## Aim of the task:
Resume the forum post about switching home broadband to EE, picking up after its last line.

## Article:
....................
06-09-2024 07:45 AM - edited 06-09-2024 07:49 AM
Last week I switched from a Giganet 500/70 service over Openreach, to an EE 900/110 service. I'm in the Brighton and Hove area. My first impressions:
- Migration to EE was near seamless (as much as good be). old connection went down at 0105. I only needed to update the userid for the ppp connection to get EE to spring into life
- Useful text etc messages to clarify what was happening
- able to get the full speed (ie ~930 Mbps/110 Mbps on some devices)
- routing noticeably better than my old ISP. Pings dropped from ~7ms to 3-4ms to key sites (my old ISP moved me to a POP further away) ([aside more traceroute timeouts from hop reports, but that's not unusual due to router config]
- occasional glitches with old ISP are gone - including also oddities like not getting full (ie <500) from a few sites whilst most were ok. Probably peering limitations
- IPv4 fine. Nice to see no CGNAT (as I knew)
....................
## Stored data:
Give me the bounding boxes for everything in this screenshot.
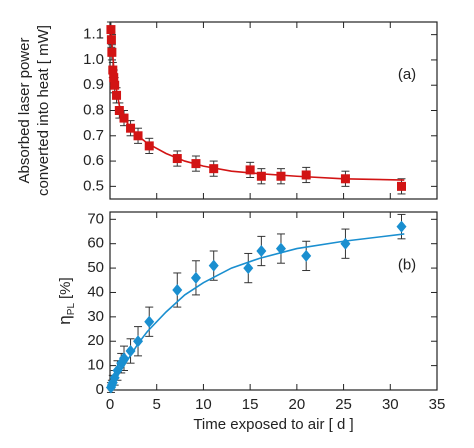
....................
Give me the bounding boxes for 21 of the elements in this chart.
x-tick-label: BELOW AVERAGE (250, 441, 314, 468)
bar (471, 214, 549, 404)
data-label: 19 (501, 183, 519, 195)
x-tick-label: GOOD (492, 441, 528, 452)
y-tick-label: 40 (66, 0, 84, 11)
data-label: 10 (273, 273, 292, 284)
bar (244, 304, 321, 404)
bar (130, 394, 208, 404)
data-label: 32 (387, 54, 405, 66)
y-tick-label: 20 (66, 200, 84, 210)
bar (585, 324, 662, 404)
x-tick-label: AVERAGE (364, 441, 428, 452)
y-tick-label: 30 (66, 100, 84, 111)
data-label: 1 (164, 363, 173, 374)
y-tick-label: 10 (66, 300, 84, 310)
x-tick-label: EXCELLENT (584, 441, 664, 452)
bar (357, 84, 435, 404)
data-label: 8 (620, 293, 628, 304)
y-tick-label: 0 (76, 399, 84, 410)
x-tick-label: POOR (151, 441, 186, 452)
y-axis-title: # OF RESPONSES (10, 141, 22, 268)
....................
## Right answer:
- IPv6 also working fine with a /56 prefix allocation. In fact this is accounting (as previously) for around 90% of my traffic
- Being a large ISP, the IP ranges (though only had 2 so far as I connected. Later in evening rejigged some things, been connected for week) are known to be in UK, so occasional incorrect country issues are gone.
I've not contacted anyone (as long as base service is ok that's on me - technical) nor am I using the ISP router. Too basic for my needs (which I knew up front)
I was **very close** to going with a smaller specialist ISP, but ultimately decided I could live with limitations of a mass-market service (no fixed ip etc) whilst taking advantage of some of the strengths.
Less keen on some of the sales/marketing aspects, price rises, negotiation. Been through that in the past. But at a technical level, a better service worth paying slightly more for. A bit like EE mobile really. put that off as more expensive for a long time, once onboard it's clear that frankly it works better ... 😉
Note: I am using my own router (a toptron n100 miniPC with 4 x 2.5 Gbps I226-V ports, 16GB ram, 512GB disk, running proxmox with WAN passthrough and LAN via a linux/proxmox bridge). DNS is via quad9. running full ipv4/ipv6 dual stack.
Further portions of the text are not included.